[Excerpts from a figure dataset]

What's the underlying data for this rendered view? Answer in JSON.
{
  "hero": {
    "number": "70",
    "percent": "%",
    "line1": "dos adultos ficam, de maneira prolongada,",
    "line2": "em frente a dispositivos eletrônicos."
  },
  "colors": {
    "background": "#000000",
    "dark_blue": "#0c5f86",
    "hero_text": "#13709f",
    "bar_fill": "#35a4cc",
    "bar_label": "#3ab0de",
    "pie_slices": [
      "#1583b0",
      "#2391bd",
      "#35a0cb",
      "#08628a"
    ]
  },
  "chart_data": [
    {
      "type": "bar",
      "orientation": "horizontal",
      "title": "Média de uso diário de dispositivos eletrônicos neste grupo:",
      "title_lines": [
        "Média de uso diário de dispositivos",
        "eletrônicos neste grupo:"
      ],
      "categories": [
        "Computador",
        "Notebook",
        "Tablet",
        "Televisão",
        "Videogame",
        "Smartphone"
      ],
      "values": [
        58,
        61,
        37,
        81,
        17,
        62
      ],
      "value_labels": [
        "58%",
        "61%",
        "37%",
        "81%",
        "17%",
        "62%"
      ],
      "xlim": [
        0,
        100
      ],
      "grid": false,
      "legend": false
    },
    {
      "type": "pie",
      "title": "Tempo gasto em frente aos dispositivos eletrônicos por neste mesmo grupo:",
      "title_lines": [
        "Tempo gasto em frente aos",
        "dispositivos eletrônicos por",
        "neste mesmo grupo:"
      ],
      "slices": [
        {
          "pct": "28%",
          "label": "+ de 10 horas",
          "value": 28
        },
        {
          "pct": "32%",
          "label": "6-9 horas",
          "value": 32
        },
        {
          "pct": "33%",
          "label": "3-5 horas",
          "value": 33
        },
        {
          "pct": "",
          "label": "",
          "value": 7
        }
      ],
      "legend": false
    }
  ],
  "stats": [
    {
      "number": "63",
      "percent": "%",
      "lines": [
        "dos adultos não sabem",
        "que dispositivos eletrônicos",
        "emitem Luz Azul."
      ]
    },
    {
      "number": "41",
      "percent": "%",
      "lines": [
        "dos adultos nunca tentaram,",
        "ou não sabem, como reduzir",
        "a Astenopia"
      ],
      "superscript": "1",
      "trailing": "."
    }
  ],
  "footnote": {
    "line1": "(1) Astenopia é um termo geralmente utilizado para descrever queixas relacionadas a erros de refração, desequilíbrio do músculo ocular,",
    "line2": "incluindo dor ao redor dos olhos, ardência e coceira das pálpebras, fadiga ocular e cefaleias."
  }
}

→ What the exercise asks: Where a line contains "ocular", copy that line.

→ Exercise answer:
    "line1": "(1) Astenopia é um termo geralmente utilizado para descrever queixas relacionadas a erros de refração, desequilíbrio do músculo ocular,",
    "line2": "incluindo dor ao redor dos olhos, ardência e coceira das pálpebras, fadiga ocular e cefaleias."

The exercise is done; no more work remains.